:: Texto proporcionado

No tiene desperdicio este artículo de Antonio Muñoz Molina en el Babelia de ayer. Un amigo colombiano me lo remite con el siguiente comentario: verás como a éste también lo vetan en Colombia por poner en duda al Nobel.
El caso es que el día que se escriba el capítulo de la Historia Universal de la Infamia correspondiente al siglo XX -y al menos un trocillo del XXI- va a estar atiborrado de intelectuales y artistas pijo-progres con cara de putos/as y el culo como una boca de metro.
Ahí va lo de Muñoz Molina.
El amigo del tirano. Por Antonio Muñoz Molina.
En uno de los raros cafés de Manhattan que no son ya Starbucks clónicos mi amigo Vicente Echerri me cuenta que tantos años después de salir de Cuba la isla sigue apareciendo casi cada noche en sus sueños. Pero el tiempo ha pasado, y los lugares de la memoria se van contagiando de presente. Mi amigo, que tiene unos sesenta años, sueña que es un niño de doce que sale de su casa para ir a la escuela, con la mochila a la espalda, pero no está en La Habana, sino en un andén del metro de Nueva York. Cuando sube las escaleras, deprisa para no llegar tarde, emerge en la Quinta Avenida, y ve a otro niño, amigo suyo, que está cruzando la calle también camino de la escuela. La acera de este lado es Manhattan; la del otro es La Habana. Mi amigo llama al otro chico para que le espere, para caminar juntos el último tramo, pero quizás el tráfico borra su voz, o tal vez no le sale de la garganta, como suele suceder en los sueños. Vicente Echerri se despierta una mañana de junio recordando su sueño melancólico, en Jersey City, muy lejos de la isla de la que su alma no se ha ido nunca, y a la que probablemente nunca volverá.
En la otra isla donde nos hemos citado, la de Manhattan, hace un calor de trópico, que no llegan a aliviar ni los ventiladores ni la penumbra de la Hungarian Pastry Shop. He llegado al café un poco antes de tiempo y espero mirando hacia la claridad candente de la entrada, donde aparece de vez en cuando alguna figura exhausta y sudorosa en camiseta y en bermudas, buscando una bebida muy fría, un poco de sombra. Pero llega Vicente Echerri y parece que está entrando en un café de La Habana, no la ciudad arruinada de ahora, ni la cada vez más borrosa de los recuerdos, sino la que sigue inalterable en sus sueños: un hombre alto, muy delgado, vestido con un traje claro, formal pero muy ligero, con una formalidad de veraneos de otra época. Vicente escribe cuentos que suceden siempre en Trinidad, la pequeña capital provinciana de su infancia, historias más o menos fabulosas que escuchaba de niño, y que se remontan a los tiempos anteriores a la independencia, a unas vidas de peripecias mínimas como chismes o rumores de pueblo, contadas en un tono que está entre Chéjov y Clarín.

::::
:: Filas de datos

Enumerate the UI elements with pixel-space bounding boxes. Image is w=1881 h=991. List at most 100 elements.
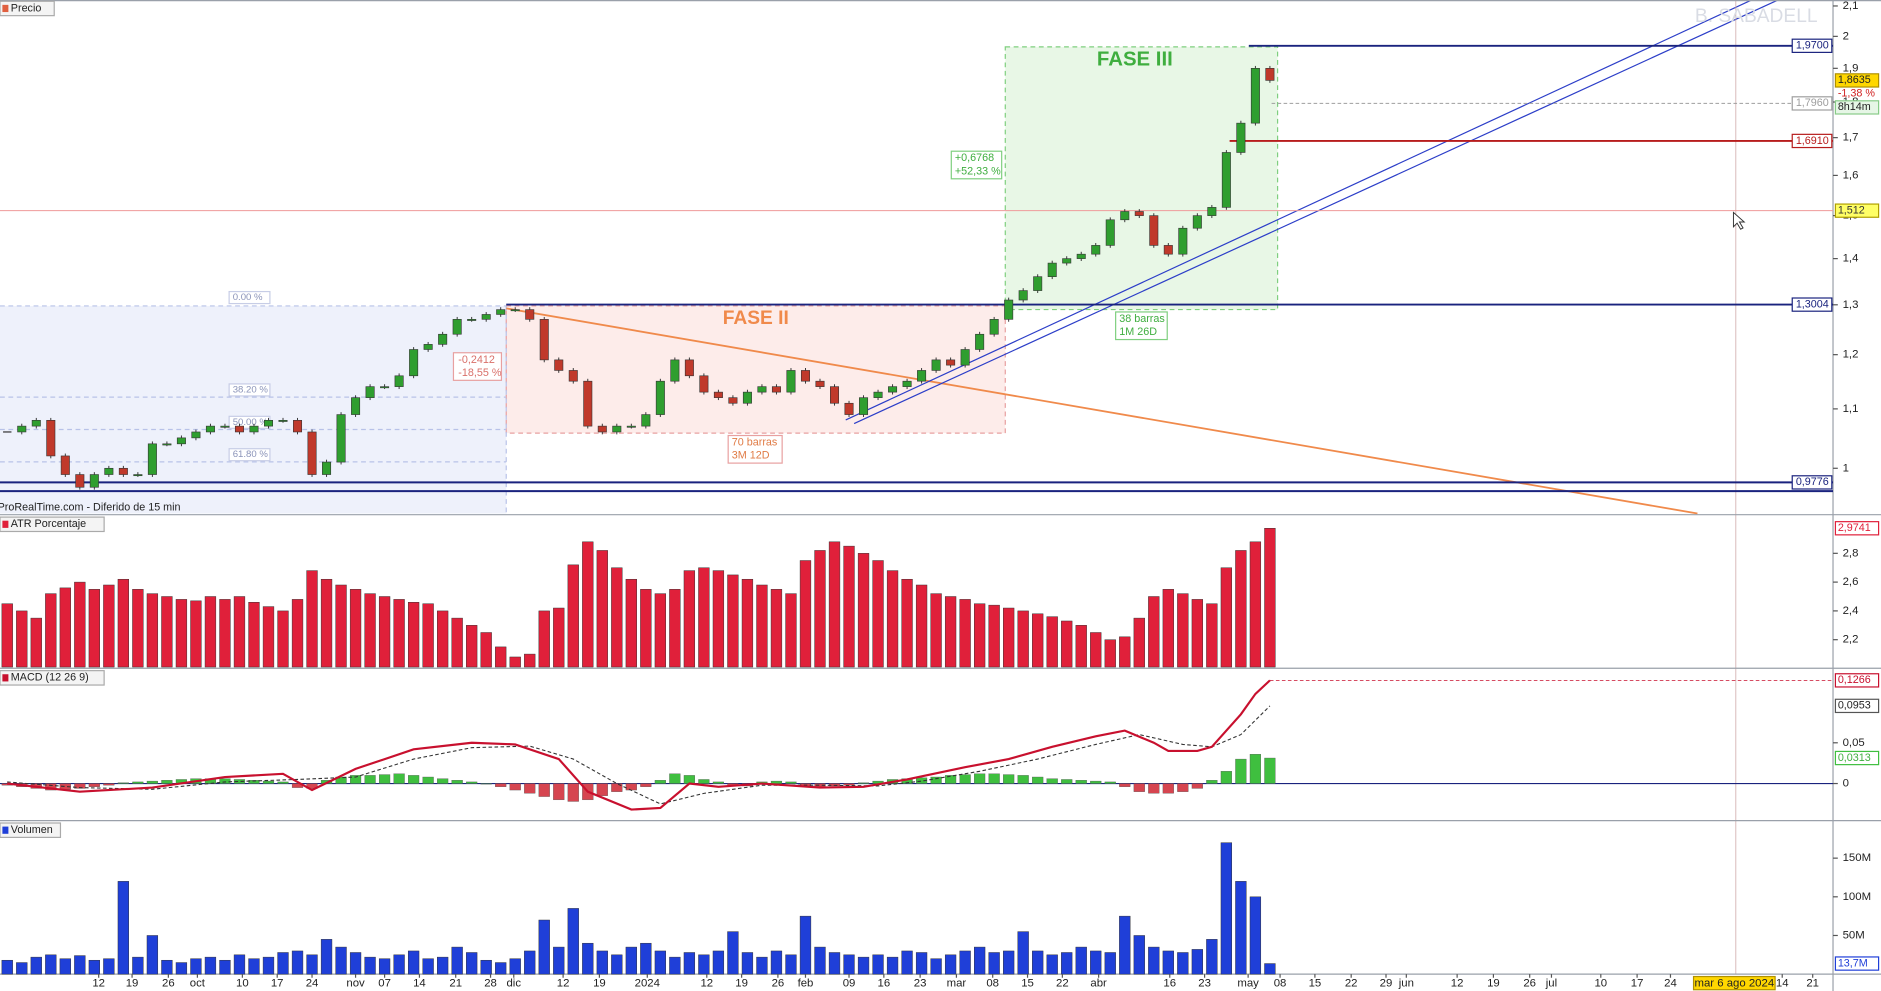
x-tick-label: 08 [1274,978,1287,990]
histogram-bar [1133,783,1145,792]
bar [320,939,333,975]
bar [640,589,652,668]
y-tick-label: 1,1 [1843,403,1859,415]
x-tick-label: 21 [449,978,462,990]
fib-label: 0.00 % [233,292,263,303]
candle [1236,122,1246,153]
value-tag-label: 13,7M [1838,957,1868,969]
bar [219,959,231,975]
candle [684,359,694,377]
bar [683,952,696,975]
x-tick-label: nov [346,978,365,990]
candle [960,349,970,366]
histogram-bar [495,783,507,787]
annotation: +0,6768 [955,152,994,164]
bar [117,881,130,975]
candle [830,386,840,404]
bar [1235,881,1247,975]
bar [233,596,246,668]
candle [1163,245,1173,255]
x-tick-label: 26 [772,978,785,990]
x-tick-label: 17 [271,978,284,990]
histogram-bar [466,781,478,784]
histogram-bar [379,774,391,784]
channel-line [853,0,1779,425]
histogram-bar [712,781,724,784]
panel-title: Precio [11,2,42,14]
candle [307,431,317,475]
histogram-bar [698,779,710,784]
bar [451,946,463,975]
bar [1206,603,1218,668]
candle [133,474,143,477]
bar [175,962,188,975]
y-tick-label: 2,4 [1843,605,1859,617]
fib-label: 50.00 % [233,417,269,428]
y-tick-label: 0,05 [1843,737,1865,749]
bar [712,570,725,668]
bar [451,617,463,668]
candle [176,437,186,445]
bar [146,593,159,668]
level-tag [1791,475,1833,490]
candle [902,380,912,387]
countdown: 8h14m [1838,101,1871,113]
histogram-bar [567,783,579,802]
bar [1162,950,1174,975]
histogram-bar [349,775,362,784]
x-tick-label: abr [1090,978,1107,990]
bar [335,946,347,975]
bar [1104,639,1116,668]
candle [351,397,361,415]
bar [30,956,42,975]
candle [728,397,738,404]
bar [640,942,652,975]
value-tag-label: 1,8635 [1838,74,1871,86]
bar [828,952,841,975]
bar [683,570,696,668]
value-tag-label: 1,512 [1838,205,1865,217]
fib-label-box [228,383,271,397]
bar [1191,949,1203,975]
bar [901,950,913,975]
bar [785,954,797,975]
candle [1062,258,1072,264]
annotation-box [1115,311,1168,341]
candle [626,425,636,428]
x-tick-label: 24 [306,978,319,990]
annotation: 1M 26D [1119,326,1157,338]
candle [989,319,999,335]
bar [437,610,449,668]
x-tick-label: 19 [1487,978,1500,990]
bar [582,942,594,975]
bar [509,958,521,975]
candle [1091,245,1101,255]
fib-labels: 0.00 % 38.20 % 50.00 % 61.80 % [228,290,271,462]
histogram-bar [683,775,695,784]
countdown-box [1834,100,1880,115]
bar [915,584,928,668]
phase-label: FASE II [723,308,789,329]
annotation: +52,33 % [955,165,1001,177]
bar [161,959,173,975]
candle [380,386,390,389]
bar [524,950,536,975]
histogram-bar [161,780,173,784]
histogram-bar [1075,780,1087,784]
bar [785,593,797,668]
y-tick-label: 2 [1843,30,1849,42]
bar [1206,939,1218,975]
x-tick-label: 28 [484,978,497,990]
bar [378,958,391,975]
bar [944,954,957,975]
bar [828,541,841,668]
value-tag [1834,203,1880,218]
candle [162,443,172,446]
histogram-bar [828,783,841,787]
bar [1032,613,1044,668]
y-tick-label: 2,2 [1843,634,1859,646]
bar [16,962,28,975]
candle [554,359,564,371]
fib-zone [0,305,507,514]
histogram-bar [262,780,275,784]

::::

• **Consigna A**
Traduce al inglés esta oración del texto sobre el amigo cubano: «La acera de este lado es Manhattan; la del otro es La Habana.»
• **Consigna B**
Extrae del listado cada línea que contenga la cadena «value», teniendo en cuenta mayúsculas y minúsculas.
El listado no guarda ninguna relación con el texto.

• **Respuesta A**
The sidewalk on this side is Manhattan; the one on the other side is Havana.

• **Respuesta B**
value-tag-label: 13,7M [1838,957,1868,969]
value-tag-label: 1,8635 [1838,74,1871,86]
value-tag-label: 1,512 [1838,205,1865,217]
value-tag [1834,203,1880,218]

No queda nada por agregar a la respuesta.